PROBLEM DETAILS | Copy out all the records, word for word.

----------

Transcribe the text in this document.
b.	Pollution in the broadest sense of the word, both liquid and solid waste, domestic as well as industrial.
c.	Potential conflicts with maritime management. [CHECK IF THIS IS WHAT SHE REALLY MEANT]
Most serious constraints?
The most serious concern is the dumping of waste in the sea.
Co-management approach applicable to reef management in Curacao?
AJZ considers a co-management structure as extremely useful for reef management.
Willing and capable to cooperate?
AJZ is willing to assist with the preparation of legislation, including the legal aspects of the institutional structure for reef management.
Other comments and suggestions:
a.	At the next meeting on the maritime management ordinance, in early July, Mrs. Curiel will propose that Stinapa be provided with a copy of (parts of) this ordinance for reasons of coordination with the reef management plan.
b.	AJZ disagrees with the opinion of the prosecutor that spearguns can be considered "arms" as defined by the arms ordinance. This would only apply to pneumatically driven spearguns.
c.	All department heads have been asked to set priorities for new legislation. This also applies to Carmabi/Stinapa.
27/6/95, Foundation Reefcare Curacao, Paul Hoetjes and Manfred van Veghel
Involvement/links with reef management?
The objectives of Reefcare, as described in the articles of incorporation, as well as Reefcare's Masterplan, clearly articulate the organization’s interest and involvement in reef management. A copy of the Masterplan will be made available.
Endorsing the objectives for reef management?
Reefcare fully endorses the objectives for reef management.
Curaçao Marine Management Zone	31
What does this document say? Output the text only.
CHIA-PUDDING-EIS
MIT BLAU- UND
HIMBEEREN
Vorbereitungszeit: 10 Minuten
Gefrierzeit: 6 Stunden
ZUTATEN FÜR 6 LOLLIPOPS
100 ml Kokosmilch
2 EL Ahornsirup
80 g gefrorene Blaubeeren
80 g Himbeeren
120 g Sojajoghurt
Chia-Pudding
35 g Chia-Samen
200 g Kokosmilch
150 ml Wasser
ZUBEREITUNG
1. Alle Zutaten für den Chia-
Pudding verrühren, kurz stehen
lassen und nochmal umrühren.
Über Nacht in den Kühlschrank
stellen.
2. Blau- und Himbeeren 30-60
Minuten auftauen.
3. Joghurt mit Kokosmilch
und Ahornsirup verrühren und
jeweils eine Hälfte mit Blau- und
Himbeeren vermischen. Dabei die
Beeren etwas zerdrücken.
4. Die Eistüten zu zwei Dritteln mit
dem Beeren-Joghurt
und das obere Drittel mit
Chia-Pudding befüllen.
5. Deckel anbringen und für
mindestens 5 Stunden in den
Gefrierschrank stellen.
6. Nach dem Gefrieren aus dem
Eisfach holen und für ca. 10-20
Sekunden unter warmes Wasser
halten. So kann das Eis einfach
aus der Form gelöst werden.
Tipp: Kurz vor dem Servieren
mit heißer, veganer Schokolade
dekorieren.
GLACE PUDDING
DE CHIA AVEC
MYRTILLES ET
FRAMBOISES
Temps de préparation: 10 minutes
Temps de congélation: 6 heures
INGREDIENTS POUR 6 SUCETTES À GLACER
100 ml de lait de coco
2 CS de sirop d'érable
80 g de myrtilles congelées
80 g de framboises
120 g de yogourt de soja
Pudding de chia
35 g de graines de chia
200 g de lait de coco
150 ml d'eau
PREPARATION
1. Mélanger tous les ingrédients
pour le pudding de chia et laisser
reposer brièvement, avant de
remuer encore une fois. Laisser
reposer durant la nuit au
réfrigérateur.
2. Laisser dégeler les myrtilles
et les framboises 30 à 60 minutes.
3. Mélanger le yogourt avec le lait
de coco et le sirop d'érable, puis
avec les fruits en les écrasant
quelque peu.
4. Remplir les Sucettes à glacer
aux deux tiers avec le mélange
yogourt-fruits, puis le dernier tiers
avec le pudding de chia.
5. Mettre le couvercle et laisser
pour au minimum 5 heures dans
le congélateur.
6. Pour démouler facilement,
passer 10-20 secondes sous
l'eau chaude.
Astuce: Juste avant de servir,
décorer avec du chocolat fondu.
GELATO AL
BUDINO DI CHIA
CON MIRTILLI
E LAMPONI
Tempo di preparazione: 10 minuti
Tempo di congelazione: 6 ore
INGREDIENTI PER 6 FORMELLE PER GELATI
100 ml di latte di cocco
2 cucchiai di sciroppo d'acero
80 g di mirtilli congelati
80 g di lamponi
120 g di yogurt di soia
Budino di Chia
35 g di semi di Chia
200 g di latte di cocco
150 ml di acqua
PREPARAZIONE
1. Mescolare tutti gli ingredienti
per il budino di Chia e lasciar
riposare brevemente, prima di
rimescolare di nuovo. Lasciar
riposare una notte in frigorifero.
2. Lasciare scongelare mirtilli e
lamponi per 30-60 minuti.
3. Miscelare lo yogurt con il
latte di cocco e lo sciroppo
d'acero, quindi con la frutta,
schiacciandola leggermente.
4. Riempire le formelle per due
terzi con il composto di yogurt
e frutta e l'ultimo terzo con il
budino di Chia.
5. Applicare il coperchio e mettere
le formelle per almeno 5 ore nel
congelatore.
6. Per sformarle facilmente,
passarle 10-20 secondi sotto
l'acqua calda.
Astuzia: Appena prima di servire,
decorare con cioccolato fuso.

----------

TASK ANSWER |
Transcribe the text in this document.
b.	Pollution in the broadest sense of the word, both liquid and solid waste, domestic as well as industrial.
c.	Potential conflicts with maritime management. [CHECK IF THIS IS WHAT SHE REALLY MEANT]
Most serious constraints?
The most serious concern is the dumping of waste in the sea.
Co-management approach applicable to reef management in Curacao?
AJZ considers a co-management structure as extremely useful for reef management.
Willing and capable to cooperate?
AJZ is willing to assist with the preparation of legislation, including the legal aspects of the institutional structure for reef management.
Other comments and suggestions:
a.	At the next meeting on the maritime management ordinance, in early July, Mrs. Curiel will propose that Stinapa be provided with a copy of (parts of) this ordinance for reasons of coordination with the reef management plan.
b.	AJZ disagrees with the opinion of the prosecutor that spearguns can be considered "arms" as defined by the arms ordinance. This would only apply to pneumatically driven spearguns.
c.	All department heads have been asked to set priorities for new legislation. This also applies to Carmabi/Stinapa.
27/6/95, Foundation Reefcare Curacao, Paul Hoetjes and Manfred van Veghel
Involvement/links with reef management?
The objectives of Reefcare, as described in the articles of incorporation, as well as Reefcare's Masterplan, clearly articulate the organization’s interest and involvement in reef management. A copy of the Masterplan will be made available.
Endorsing the objectives for reef management?
Reefcare fully endorses the objectives for reef management.
Curaçao Marine Management Zone	31
What does this document say? Output the text only.
CHIA-PUDDING-EIS
MIT BLAU- UND
HIMBEEREN
Vorbereitungszeit: 10 Minuten
Gefrierzeit: 6 Stunden
ZUTATEN FÜR 6 LOLLIPOPS
100 ml Kokosmilch
2 EL Ahornsirup
80 g gefrorene Blaubeeren
80 g Himbeeren
120 g Sojajoghurt
Chia-Pudding
35 g Chia-Samen
200 g Kokosmilch
150 ml Wasser
ZUBEREITUNG
1. Alle Zutaten für den Chia-
Pudding verrühren, kurz stehen
lassen und nochmal umrühren.
Über Nacht in den Kühlschrank
stellen.
2. Blau- und Himbeeren 30-60
Minuten auftauen.
3. Joghurt mit Kokosmilch
und Ahornsirup verrühren und
jeweils eine Hälfte mit Blau- und
Himbeeren vermischen. Dabei die
Beeren etwas zerdrücken.
4. Die Eistüten zu zwei Dritteln mit
dem Beeren-Joghurt
und das obere Drittel mit
Chia-Pudding befüllen.
5. Deckel anbringen und für
mindestens 5 Stunden in den
Gefrierschrank stellen.
6. Nach dem Gefrieren aus dem
Eisfach holen und für ca. 10-20
Sekunden unter warmes Wasser
halten. So kann das Eis einfach
aus der Form gelöst werden.
Tipp: Kurz vor dem Servieren
mit heißer, veganer Schokolade
dekorieren.
GLACE PUDDING
DE CHIA AVEC
MYRTILLES ET
FRAMBOISES
Temps de préparation: 10 minutes
Temps de congélation: 6 heures
INGREDIENTS POUR 6 SUCETTES À GLACER
100 ml de lait de coco
2 CS de sirop d'érable
80 g de myrtilles congelées
80 g de framboises
120 g de yogourt de soja
Pudding de chia
35 g de graines de chia
200 g de lait de coco
150 ml d'eau
PREPARATION
1. Mélanger tous les ingrédients
pour le pudding de chia et laisser
reposer brièvement, avant de
remuer encore une fois. Laisser
reposer durant la nuit au
réfrigérateur.
2. Laisser dégeler les myrtilles
et les framboises 30 à 60 minutes.
3. Mélanger le yogourt avec le lait
de coco et le sirop d'érable, puis
avec les fruits en les écrasant
quelque peu.
4. Remplir les Sucettes à glacer
aux deux tiers avec le mélange
yogourt-fruits, puis le dernier tiers
avec le pudding de chia.
5. Mettre le couvercle et laisser
pour au minimum 5 heures dans
le congélateur.
6. Pour démouler facilement,
passer 10-20 secondes sous
l'eau chaude.
Astuce: Juste avant de servir,
décorer avec du chocolat fondu.
GELATO AL
BUDINO DI CHIA
CON MIRTILLI
E LAMPONI
Tempo di preparazione: 10 minuti
Tempo di congelazione: 6 ore
INGREDIENTI PER 6 FORMELLE PER GELATI
100 ml di latte di cocco
2 cucchiai di sciroppo d'acero
80 g di mirtilli congelati
80 g di lamponi
120 g di yogurt di soia
Budino di Chia
35 g di semi di Chia
200 g di latte di cocco
150 ml di acqua
PREPARAZIONE
1. Mescolare tutti gli ingredienti
per il budino di Chia e lasciar
riposare brevemente, prima di
rimescolare di nuovo. Lasciar
riposare una notte in frigorifero.
2. Lasciare scongelare mirtilli e
lamponi per 30-60 minuti.
3. Miscelare lo yogurt con il
latte di cocco e lo sciroppo
d'acero, quindi con la frutta,
schiacciandola leggermente.
4. Riempire le formelle per due
terzi con il composto di yogurt
e frutta e l'ultimo terzo con il
budino di Chia.
5. Applicare il coperchio e mettere
le formelle per almeno 5 ore nel
congelatore.
6. Per sformarle facilmente,
passarle 10-20 secondi sotto
l'acqua calda.
Astuzia: Appena prima di servire,
decorare con cioccolato fuso.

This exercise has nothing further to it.